What is required ->
Find how many lines in the material contain "Inspection"; your answer should be that number alone.

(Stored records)
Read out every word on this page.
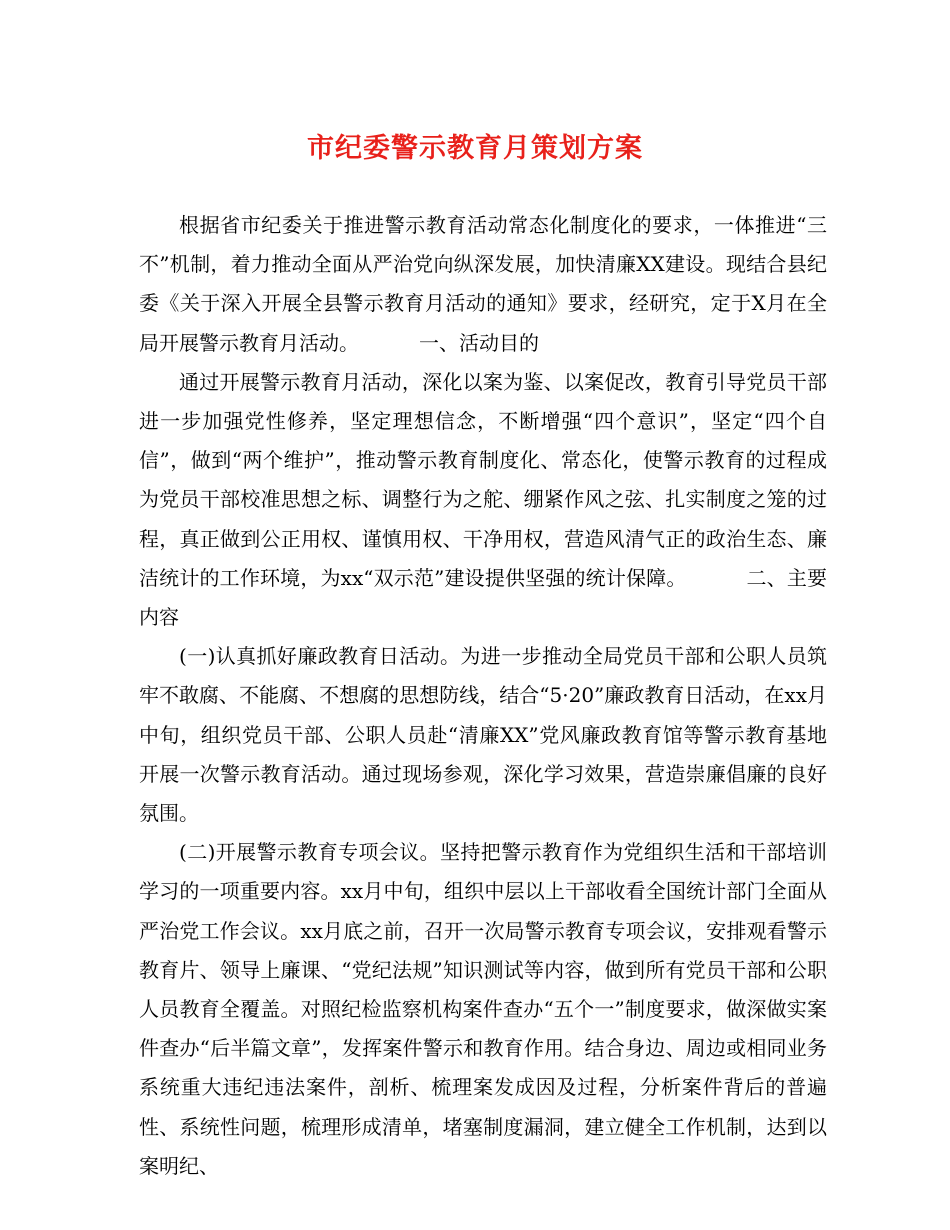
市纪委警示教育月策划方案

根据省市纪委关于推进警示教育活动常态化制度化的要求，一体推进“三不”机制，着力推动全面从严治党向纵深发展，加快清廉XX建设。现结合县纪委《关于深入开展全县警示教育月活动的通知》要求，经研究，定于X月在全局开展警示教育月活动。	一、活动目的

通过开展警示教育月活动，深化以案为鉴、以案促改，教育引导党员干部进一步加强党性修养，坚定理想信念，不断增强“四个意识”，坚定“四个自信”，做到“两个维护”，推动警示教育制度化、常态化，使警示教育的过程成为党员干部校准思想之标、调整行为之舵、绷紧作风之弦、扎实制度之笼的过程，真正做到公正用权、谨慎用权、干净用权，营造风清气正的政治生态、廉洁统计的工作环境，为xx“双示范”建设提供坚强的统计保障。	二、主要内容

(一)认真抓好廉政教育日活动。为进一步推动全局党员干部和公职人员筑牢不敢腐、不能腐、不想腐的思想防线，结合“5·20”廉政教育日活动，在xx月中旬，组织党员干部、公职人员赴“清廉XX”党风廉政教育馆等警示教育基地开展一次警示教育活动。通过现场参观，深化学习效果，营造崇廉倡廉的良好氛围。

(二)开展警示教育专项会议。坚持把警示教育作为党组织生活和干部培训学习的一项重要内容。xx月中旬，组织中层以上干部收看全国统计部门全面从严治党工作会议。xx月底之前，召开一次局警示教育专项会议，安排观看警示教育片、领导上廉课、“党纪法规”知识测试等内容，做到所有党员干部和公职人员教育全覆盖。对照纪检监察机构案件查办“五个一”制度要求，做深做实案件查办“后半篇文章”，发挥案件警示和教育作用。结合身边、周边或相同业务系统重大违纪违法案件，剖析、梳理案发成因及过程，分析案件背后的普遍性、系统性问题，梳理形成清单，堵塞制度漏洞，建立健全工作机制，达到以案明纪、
* * *
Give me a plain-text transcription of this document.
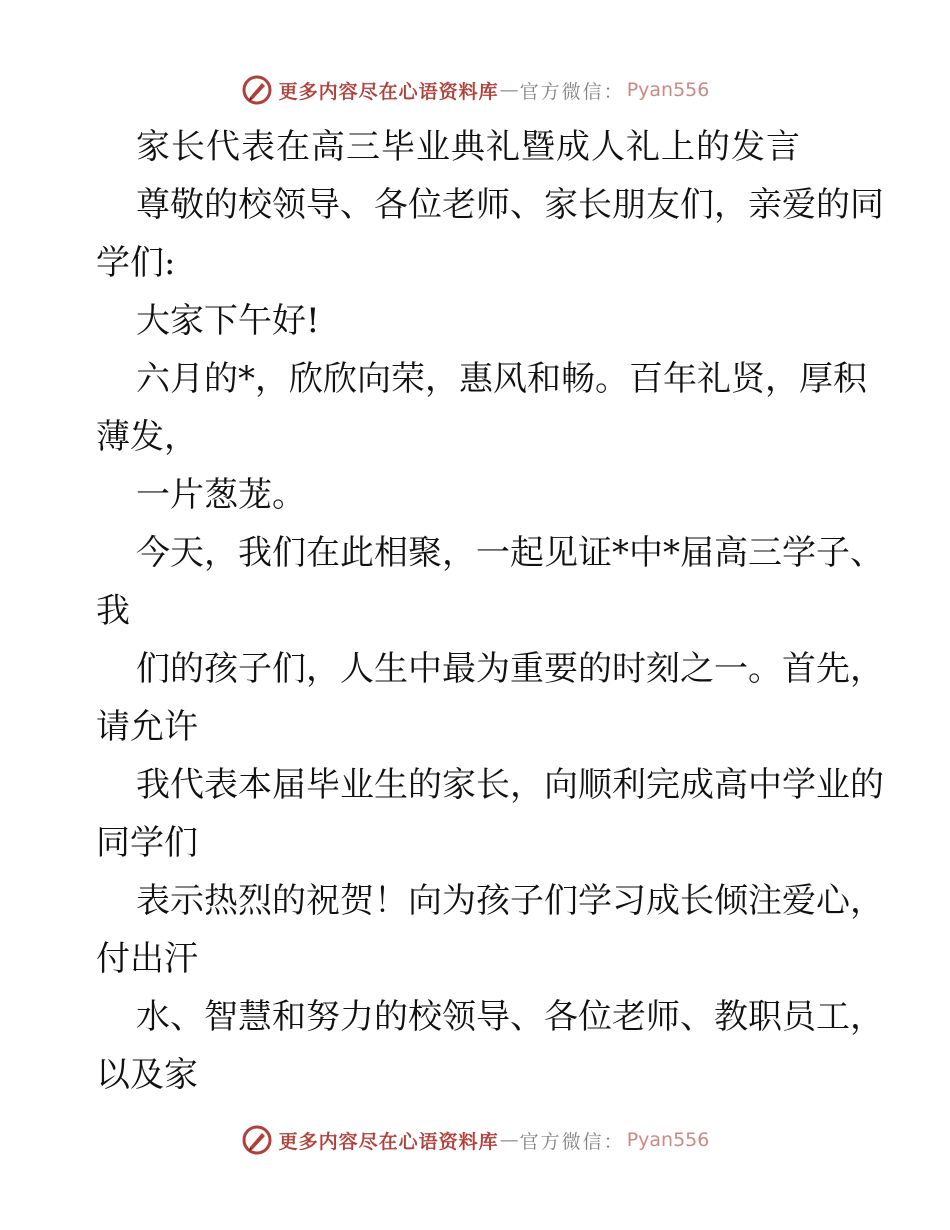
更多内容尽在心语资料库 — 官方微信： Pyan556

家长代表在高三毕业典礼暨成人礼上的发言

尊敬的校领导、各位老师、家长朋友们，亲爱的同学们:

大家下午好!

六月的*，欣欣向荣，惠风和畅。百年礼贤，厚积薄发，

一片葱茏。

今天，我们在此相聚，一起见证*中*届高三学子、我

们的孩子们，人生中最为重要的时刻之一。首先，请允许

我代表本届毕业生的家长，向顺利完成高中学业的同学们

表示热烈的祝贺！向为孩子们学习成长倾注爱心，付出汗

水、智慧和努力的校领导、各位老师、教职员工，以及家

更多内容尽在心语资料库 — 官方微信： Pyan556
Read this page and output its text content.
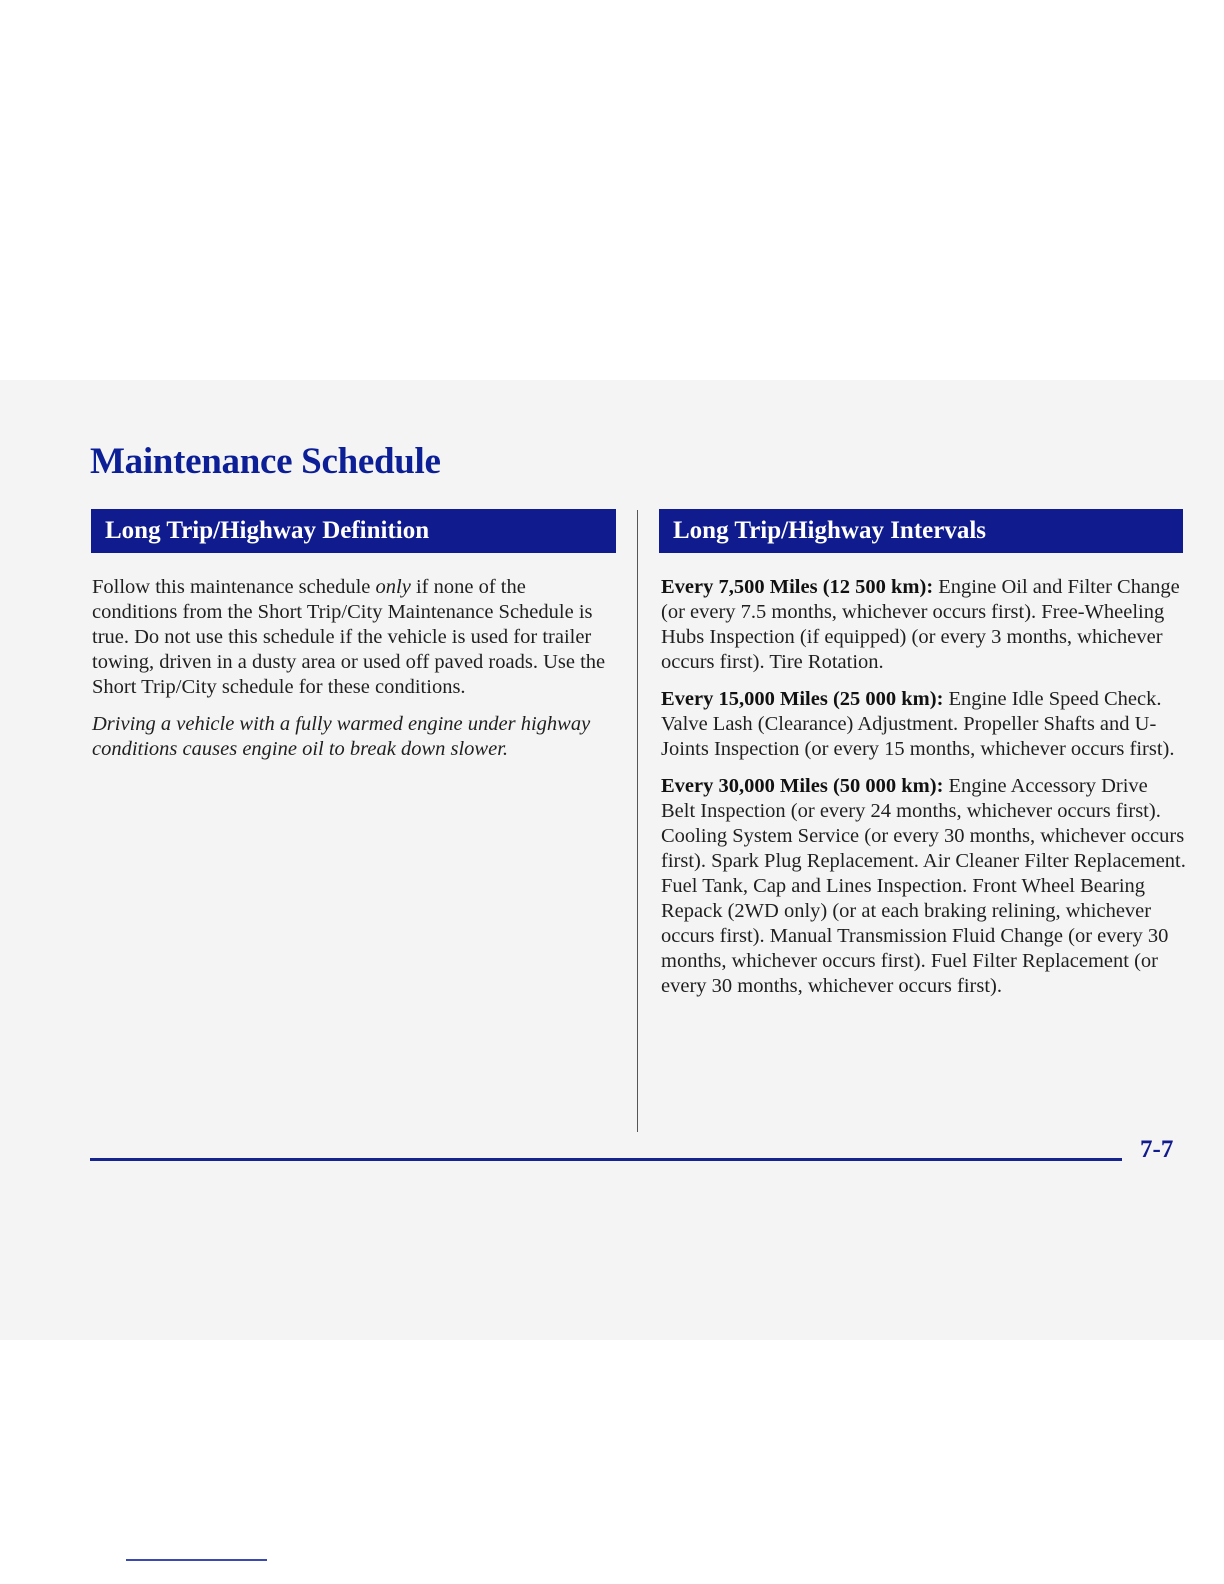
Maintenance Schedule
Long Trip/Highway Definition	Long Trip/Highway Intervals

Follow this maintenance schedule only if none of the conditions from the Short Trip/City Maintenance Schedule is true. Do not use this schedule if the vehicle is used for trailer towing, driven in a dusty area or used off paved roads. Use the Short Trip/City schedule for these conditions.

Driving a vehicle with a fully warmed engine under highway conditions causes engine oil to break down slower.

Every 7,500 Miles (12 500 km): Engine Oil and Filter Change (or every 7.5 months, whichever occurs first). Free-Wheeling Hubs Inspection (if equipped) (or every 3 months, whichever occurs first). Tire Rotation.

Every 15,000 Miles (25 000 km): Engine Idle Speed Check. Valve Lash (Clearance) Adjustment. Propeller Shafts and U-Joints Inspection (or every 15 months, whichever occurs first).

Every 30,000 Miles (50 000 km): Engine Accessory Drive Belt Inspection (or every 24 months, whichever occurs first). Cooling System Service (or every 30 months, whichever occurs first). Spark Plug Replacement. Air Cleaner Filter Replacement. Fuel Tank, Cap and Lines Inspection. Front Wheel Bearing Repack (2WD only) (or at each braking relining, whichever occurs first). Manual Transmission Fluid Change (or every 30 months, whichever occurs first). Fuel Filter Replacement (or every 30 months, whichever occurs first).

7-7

Result of the exercise ->
3